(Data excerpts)
============

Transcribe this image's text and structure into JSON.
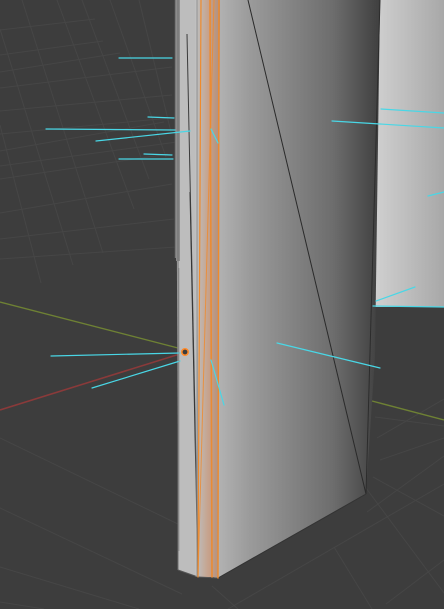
{
  "viewport": {
    "background_color": "#3d3d3d",
    "grid_color": "#484848",
    "x_axis_color": "#8a3a3a",
    "y_axis_color": "#6b7f35",
    "mesh": {
      "face_color_light": "#c8c8c8",
      "face_color_mid": "#9c9c9c",
      "face_color_dark": "#5b5b5b",
      "edge_color": "#1b1b1b",
      "selected_edge_color": "#f08a2a",
      "normal_line_color": "#49d7e6",
      "origin_color": "#ff8a2a"
    }
  }
}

============

Omit the pictures and output all of the other material exactly.

Transcribe this image's text and structure into JSON.
{
  "viewport": {
    "background_color": "#3d3d3d",
    "grid_color": "#484848",
    "x_axis_color": "#8a3a3a",
    "y_axis_color": "#6b7f35",
    "mesh": {
      "face_color_light": "#c8c8c8",
      "face_color_mid": "#9c9c9c",
      "face_color_dark": "#5b5b5b",
      "edge_color": "#1b1b1b",
      "selected_edge_color": "#f08a2a",
      "normal_line_color": "#49d7e6",
      "origin_color": "#ff8a2a"
    }
  }
}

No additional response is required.